_YOUR TASK_: Don't copy the pictures; return every other part of the records exactly.

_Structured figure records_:
:::
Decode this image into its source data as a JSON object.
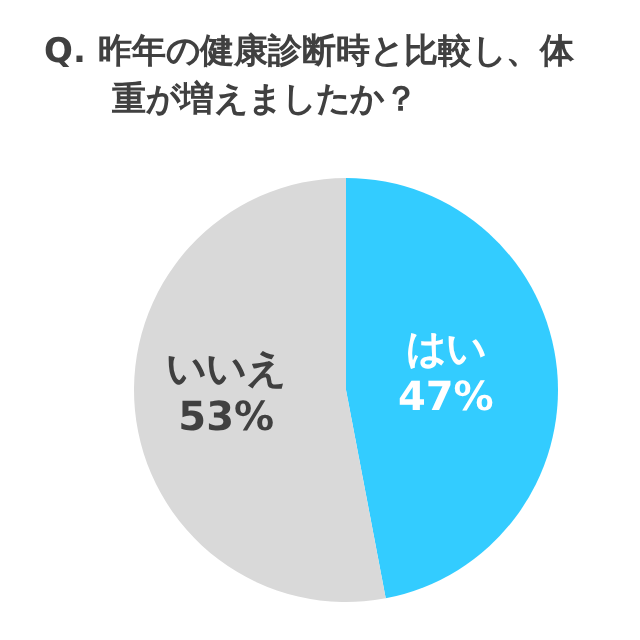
{
  "chart_data": {
    "type": "pie",
    "title": "Q. 昨年の健康診断時と比較し、体重が増えましたか？",
    "categories": [
      "はい",
      "いいえ"
    ],
    "values": [
      47,
      53
    ],
    "value_labels": [
      "47%",
      "53%"
    ],
    "colors": [
      "#33ccff",
      "#d9d9d9"
    ],
    "legend": false
  }
}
:::
_FINISHED EXERCISE_:
Decode this image into its source data as a JSON object.
{
  "chart_data": {
    "type": "pie",
    "title": "Q. 昨年の健康診断時と比較し、体重が増えましたか？",
    "categories": [
      "はい",
      "いいえ"
    ],
    "values": [
      47,
      53
    ],
    "value_labels": [
      "47%",
      "53%"
    ],
    "colors": [
      "#33ccff",
      "#d9d9d9"
    ],
    "legend": false
  }
}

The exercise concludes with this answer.